**EXERCISE INSTRUCTIONS:** Copy every line of each listing below word for word, in the same order.

**Records from a data source:**
>> Begin

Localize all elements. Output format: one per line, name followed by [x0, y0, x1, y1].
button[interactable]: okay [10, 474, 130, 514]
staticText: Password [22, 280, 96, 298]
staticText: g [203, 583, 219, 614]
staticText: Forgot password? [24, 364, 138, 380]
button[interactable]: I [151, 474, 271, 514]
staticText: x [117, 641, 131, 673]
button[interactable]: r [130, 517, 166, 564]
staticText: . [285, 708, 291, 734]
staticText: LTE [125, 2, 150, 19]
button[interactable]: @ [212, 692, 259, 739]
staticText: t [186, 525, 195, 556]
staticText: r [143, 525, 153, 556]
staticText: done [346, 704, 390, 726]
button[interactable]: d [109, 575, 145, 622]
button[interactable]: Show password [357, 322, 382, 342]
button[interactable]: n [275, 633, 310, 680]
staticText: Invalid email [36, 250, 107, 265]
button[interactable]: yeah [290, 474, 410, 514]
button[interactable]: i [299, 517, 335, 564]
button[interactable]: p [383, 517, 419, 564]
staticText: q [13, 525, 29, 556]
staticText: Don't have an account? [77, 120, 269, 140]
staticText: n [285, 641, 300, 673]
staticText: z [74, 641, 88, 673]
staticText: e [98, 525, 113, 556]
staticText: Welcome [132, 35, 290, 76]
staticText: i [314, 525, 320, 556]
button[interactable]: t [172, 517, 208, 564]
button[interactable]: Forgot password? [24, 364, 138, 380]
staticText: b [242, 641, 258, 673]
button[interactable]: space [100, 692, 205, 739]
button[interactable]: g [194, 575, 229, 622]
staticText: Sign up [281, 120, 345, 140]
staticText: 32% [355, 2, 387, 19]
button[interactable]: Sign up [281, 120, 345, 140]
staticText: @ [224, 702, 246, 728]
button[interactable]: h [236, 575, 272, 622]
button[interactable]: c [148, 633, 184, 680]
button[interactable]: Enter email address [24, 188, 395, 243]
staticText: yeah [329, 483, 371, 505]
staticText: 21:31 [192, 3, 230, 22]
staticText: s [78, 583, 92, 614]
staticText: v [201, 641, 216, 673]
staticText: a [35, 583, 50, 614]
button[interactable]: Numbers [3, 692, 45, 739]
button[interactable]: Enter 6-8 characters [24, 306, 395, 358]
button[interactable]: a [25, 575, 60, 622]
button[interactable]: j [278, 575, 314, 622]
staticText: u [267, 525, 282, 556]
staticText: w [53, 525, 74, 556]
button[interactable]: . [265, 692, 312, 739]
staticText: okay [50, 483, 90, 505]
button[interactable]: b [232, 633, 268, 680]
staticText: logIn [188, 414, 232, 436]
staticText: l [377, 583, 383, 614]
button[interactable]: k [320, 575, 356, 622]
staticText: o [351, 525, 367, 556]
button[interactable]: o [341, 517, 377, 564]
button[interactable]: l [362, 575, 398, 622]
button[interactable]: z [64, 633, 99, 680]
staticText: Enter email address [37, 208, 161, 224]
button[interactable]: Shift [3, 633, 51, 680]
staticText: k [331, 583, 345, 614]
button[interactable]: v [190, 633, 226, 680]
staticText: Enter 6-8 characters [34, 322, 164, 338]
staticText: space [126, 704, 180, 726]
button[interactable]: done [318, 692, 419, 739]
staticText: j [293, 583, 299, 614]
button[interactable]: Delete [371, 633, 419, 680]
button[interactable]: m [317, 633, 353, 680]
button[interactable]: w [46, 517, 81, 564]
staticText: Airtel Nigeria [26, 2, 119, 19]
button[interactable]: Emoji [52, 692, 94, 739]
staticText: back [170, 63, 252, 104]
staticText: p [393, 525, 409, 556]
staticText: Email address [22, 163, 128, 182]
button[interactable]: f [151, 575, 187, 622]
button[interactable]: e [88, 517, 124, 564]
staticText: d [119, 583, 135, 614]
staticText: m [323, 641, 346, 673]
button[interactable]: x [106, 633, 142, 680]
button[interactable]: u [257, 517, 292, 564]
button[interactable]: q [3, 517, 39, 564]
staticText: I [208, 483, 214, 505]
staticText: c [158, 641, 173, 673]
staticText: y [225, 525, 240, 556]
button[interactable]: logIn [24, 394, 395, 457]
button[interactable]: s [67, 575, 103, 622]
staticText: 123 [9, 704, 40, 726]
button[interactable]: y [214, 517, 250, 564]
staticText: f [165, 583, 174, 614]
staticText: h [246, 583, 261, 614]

>> End

**EXPECTED OUTPUT:**
Localize all elements. Output format: one per line, name followed by [x0, y0, x1, y1].
button[interactable]: okay [10, 474, 130, 514]
staticText: Password [22, 280, 96, 298]
staticText: g [203, 583, 219, 614]
staticText: Forgot password? [24, 364, 138, 380]
button[interactable]: I [151, 474, 271, 514]
staticText: x [117, 641, 131, 673]
button[interactable]: r [130, 517, 166, 564]
staticText: . [285, 708, 291, 734]
staticText: LTE [125, 2, 150, 19]
button[interactable]: @ [212, 692, 259, 739]
staticText: t [186, 525, 195, 556]
staticText: r [143, 525, 153, 556]
staticText: done [346, 704, 390, 726]
button[interactable]: d [109, 575, 145, 622]
button[interactable]: Show password [357, 322, 382, 342]
button[interactable]: n [275, 633, 310, 680]
staticText: Invalid email [36, 250, 107, 265]
button[interactable]: yeah [290, 474, 410, 514]
button[interactable]: i [299, 517, 335, 564]
button[interactable]: p [383, 517, 419, 564]
staticText: q [13, 525, 29, 556]
staticText: Don't have an account? [77, 120, 269, 140]
staticText: n [285, 641, 300, 673]
staticText: z [74, 641, 88, 673]
staticText: e [98, 525, 113, 556]
staticText: Welcome [132, 35, 290, 76]
staticText: i [314, 525, 320, 556]
button[interactable]: t [172, 517, 208, 564]
button[interactable]: Forgot password? [24, 364, 138, 380]
staticText: b [242, 641, 258, 673]
button[interactable]: space [100, 692, 205, 739]
button[interactable]: g [194, 575, 229, 622]
staticText: Sign up [281, 120, 345, 140]
staticText: 32% [355, 2, 387, 19]
button[interactable]: Sign up [281, 120, 345, 140]
staticText: @ [224, 702, 246, 728]
button[interactable]: h [236, 575, 272, 622]
button[interactable]: c [148, 633, 184, 680]
button[interactable]: Enter email address [24, 188, 395, 243]
staticText: yeah [329, 483, 371, 505]
staticText: 21:31 [192, 3, 230, 22]
staticText: s [78, 583, 92, 614]
staticText: v [201, 641, 216, 673]
staticText: a [35, 583, 50, 614]
button[interactable]: Numbers [3, 692, 45, 739]
button[interactable]: Enter 6-8 characters [24, 306, 395, 358]
button[interactable]: a [25, 575, 60, 622]
button[interactable]: j [278, 575, 314, 622]
staticText: u [267, 525, 282, 556]
staticText: w [53, 525, 74, 556]
button[interactable]: . [265, 692, 312, 739]
staticText: okay [50, 483, 90, 505]
button[interactable]: b [232, 633, 268, 680]
staticText: logIn [188, 414, 232, 436]
staticText: l [377, 583, 383, 614]
button[interactable]: k [320, 575, 356, 622]
staticText: o [351, 525, 367, 556]
button[interactable]: o [341, 517, 377, 564]
button[interactable]: l [362, 575, 398, 622]
button[interactable]: z [64, 633, 99, 680]
staticText: Enter email address [37, 208, 161, 224]
button[interactable]: Shift [3, 633, 51, 680]
staticText: k [331, 583, 345, 614]
button[interactable]: v [190, 633, 226, 680]
staticText: Enter 6-8 characters [34, 322, 164, 338]
staticText: space [126, 704, 180, 726]
button[interactable]: done [318, 692, 419, 739]
staticText: j [293, 583, 299, 614]
button[interactable]: Delete [371, 633, 419, 680]
button[interactable]: m [317, 633, 353, 680]
button[interactable]: w [46, 517, 81, 564]
staticText: Airtel Nigeria [26, 2, 119, 19]
button[interactable]: Emoji [52, 692, 94, 739]
staticText: back [170, 63, 252, 104]
staticText: p [393, 525, 409, 556]
staticText: Email address [22, 163, 128, 182]
button[interactable]: f [151, 575, 187, 622]
button[interactable]: e [88, 517, 124, 564]
staticText: d [119, 583, 135, 614]
staticText: m [323, 641, 346, 673]
button[interactable]: x [106, 633, 142, 680]
button[interactable]: u [257, 517, 292, 564]
button[interactable]: q [3, 517, 39, 564]
staticText: I [208, 483, 214, 505]
staticText: c [158, 641, 173, 673]
staticText: y [225, 525, 240, 556]
button[interactable]: logIn [24, 394, 395, 457]
button[interactable]: s [67, 575, 103, 622]
staticText: 123 [9, 704, 40, 726]
button[interactable]: y [214, 517, 250, 564]
staticText: f [165, 583, 174, 614]
staticText: h [246, 583, 261, 614]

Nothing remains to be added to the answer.